■ Challenge
Print the data exactly, leaving nothing out.

■ Data in this exercise
>>>>

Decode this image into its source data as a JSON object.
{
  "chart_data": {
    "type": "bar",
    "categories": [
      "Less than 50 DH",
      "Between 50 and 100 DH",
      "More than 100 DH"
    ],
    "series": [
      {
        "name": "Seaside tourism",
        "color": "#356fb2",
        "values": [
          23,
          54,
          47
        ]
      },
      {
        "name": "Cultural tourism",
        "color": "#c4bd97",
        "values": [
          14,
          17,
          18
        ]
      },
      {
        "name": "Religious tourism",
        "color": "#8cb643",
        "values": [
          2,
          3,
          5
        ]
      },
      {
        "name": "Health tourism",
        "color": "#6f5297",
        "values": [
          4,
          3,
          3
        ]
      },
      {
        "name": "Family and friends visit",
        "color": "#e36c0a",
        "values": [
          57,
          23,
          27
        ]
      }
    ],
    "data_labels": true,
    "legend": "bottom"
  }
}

<<<<

■ Task solution
Decode this image into its source data as a JSON object.
{
  "chart_data": {
    "type": "bar",
    "categories": [
      "Less than 50 DH",
      "Between 50 and 100 DH",
      "More than 100 DH"
    ],
    "series": [
      {
        "name": "Seaside tourism",
        "color": "#356fb2",
        "values": [
          23,
          54,
          47
        ]
      },
      {
        "name": "Cultural tourism",
        "color": "#c4bd97",
        "values": [
          14,
          17,
          18
        ]
      },
      {
        "name": "Religious tourism",
        "color": "#8cb643",
        "values": [
          2,
          3,
          5
        ]
      },
      {
        "name": "Health tourism",
        "color": "#6f5297",
        "values": [
          4,
          3,
          3
        ]
      },
      {
        "name": "Family and friends visit",
        "color": "#e36c0a",
        "values": [
          57,
          23,
          27
        ]
      }
    ],
    "data_labels": true,
    "legend": "bottom"
  }
}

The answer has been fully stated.